> [WRITTEN PROBLEM]: Repeat the entire listing exactly.
------
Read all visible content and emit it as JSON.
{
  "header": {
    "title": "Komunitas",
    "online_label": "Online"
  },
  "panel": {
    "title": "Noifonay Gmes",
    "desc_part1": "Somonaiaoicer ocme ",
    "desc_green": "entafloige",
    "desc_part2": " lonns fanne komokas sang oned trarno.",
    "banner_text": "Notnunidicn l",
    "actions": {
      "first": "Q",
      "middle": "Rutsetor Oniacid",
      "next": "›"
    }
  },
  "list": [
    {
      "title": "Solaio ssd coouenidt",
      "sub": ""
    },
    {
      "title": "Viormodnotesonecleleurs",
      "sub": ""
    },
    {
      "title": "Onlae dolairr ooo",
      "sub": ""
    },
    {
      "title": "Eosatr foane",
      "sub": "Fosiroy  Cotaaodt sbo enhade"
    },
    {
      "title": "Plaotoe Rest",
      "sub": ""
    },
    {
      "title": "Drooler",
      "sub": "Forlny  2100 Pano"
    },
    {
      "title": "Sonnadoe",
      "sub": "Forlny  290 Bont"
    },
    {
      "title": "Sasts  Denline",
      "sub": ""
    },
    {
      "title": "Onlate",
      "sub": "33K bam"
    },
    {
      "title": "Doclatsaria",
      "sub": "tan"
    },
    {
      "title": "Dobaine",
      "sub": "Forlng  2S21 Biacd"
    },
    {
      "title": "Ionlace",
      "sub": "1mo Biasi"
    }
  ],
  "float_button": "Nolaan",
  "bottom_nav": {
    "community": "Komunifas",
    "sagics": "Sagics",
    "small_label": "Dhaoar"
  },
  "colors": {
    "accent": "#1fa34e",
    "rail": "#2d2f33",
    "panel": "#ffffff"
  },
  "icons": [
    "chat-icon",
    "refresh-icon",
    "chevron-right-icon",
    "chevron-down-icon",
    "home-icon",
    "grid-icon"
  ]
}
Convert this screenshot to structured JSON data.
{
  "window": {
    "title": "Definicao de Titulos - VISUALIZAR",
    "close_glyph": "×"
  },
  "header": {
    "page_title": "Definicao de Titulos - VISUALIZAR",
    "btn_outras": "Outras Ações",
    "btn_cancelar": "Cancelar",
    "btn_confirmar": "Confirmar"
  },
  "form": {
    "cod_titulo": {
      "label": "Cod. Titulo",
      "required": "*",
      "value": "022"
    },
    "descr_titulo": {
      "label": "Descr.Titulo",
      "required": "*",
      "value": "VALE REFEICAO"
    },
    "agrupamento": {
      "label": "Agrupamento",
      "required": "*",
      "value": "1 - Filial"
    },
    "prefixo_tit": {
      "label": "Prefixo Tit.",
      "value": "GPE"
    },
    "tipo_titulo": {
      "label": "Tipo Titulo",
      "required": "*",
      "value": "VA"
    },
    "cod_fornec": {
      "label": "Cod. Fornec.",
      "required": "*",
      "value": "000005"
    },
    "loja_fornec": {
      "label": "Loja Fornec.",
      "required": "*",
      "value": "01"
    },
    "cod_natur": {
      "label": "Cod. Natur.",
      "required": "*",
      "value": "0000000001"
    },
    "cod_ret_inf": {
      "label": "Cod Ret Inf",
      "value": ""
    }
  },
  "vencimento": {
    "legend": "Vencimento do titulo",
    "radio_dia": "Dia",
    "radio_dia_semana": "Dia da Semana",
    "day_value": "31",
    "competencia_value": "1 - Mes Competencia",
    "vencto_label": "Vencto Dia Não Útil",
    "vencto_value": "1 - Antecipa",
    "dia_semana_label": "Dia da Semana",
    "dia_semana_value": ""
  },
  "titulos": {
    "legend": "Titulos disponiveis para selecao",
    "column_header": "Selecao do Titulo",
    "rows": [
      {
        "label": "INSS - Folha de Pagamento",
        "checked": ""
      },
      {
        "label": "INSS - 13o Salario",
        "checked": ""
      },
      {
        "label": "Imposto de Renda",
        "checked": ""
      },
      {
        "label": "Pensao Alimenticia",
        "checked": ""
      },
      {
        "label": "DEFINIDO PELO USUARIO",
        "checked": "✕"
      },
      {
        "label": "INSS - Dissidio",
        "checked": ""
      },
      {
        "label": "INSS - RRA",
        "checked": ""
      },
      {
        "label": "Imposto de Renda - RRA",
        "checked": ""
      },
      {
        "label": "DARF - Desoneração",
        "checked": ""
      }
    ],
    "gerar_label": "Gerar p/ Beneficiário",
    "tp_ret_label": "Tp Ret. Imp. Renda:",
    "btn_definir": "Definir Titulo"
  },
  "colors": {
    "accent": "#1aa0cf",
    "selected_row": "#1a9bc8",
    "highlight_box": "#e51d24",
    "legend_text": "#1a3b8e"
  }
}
------
> [EXERCISE SOLUTION]:
Read all visible content and emit it as JSON.
{
  "header": {
    "title": "Komunitas",
    "online_label": "Online"
  },
  "panel": {
    "title": "Noifonay Gmes",
    "desc_part1": "Somonaiaoicer ocme ",
    "desc_green": "entafloige",
    "desc_part2": " lonns fanne komokas sang oned trarno.",
    "banner_text": "Notnunidicn l",
    "actions": {
      "first": "Q",
      "middle": "Rutsetor Oniacid",
      "next": "›"
    }
  },
  "list": [
    {
      "title": "Solaio ssd coouenidt",
      "sub": ""
    },
    {
      "title": "Viormodnotesonecleleurs",
      "sub": ""
    },
    {
      "title": "Onlae dolairr ooo",
      "sub": ""
    },
    {
      "title": "Eosatr foane",
      "sub": "Fosiroy  Cotaaodt sbo enhade"
    },
    {
      "title": "Plaotoe Rest",
      "sub": ""
    },
    {
      "title": "Drooler",
      "sub": "Forlny  2100 Pano"
    },
    {
      "title": "Sonnadoe",
      "sub": "Forlny  290 Bont"
    },
    {
      "title": "Sasts  Denline",
      "sub": ""
    },
    {
      "title": "Onlate",
      "sub": "33K bam"
    },
    {
      "title": "Doclatsaria",
      "sub": "tan"
    },
    {
      "title": "Dobaine",
      "sub": "Forlng  2S21 Biacd"
    },
    {
      "title": "Ionlace",
      "sub": "1mo Biasi"
    }
  ],
  "float_button": "Nolaan",
  "bottom_nav": {
    "community": "Komunifas",
    "sagics": "Sagics",
    "small_label": "Dhaoar"
  },
  "colors": {
    "accent": "#1fa34e",
    "rail": "#2d2f33",
    "panel": "#ffffff"
  },
  "icons": [
    "chat-icon",
    "refresh-icon",
    "chevron-right-icon",
    "chevron-down-icon",
    "home-icon",
    "grid-icon"
  ]
}
Convert this screenshot to structured JSON data.
{
  "window": {
    "title": "Definicao de Titulos - VISUALIZAR",
    "close_glyph": "×"
  },
  "header": {
    "page_title": "Definicao de Titulos - VISUALIZAR",
    "btn_outras": "Outras Ações",
    "btn_cancelar": "Cancelar",
    "btn_confirmar": "Confirmar"
  },
  "form": {
    "cod_titulo": {
      "label": "Cod. Titulo",
      "required": "*",
      "value": "022"
    },
    "descr_titulo": {
      "label": "Descr.Titulo",
      "required": "*",
      "value": "VALE REFEICAO"
    },
    "agrupamento": {
      "label": "Agrupamento",
      "required": "*",
      "value": "1 - Filial"
    },
    "prefixo_tit": {
      "label": "Prefixo Tit.",
      "value": "GPE"
    },
    "tipo_titulo": {
      "label": "Tipo Titulo",
      "required": "*",
      "value": "VA"
    },
    "cod_fornec": {
      "label": "Cod. Fornec.",
      "required": "*",
      "value": "000005"
    },
    "loja_fornec": {
      "label": "Loja Fornec.",
      "required": "*",
      "value": "01"
    },
    "cod_natur": {
      "label": "Cod. Natur.",
      "required": "*",
      "value": "0000000001"
    },
    "cod_ret_inf": {
      "label": "Cod Ret Inf",
      "value": ""
    }
  },
  "vencimento": {
    "legend": "Vencimento do titulo",
    "radio_dia": "Dia",
    "radio_dia_semana": "Dia da Semana",
    "day_value": "31",
    "competencia_value": "1 - Mes Competencia",
    "vencto_label": "Vencto Dia Não Útil",
    "vencto_value": "1 - Antecipa",
    "dia_semana_label": "Dia da Semana",
    "dia_semana_value": ""
  },
  "titulos": {
    "legend": "Titulos disponiveis para selecao",
    "column_header": "Selecao do Titulo",
    "rows": [
      {
        "label": "INSS - Folha de Pagamento",
        "checked": ""
      },
      {
        "label": "INSS - 13o Salario",
        "checked": ""
      },
      {
        "label": "Imposto de Renda",
        "checked": ""
      },
      {
        "label": "Pensao Alimenticia",
        "checked": ""
      },
      {
        "label": "DEFINIDO PELO USUARIO",
        "checked": "✕"
      },
      {
        "label": "INSS - Dissidio",
        "checked": ""
      },
      {
        "label": "INSS - RRA",
        "checked": ""
      },
      {
        "label": "Imposto de Renda - RRA",
        "checked": ""
      },
      {
        "label": "DARF - Desoneração",
        "checked": ""
      }
    ],
    "gerar_label": "Gerar p/ Beneficiário",
    "tp_ret_label": "Tp Ret. Imp. Renda:",
    "btn_definir": "Definir Titulo"
  },
  "colors": {
    "accent": "#1aa0cf",
    "selected_row": "#1a9bc8",
    "highlight_box": "#e51d24",
    "legend_text": "#1a3b8e"
  }
}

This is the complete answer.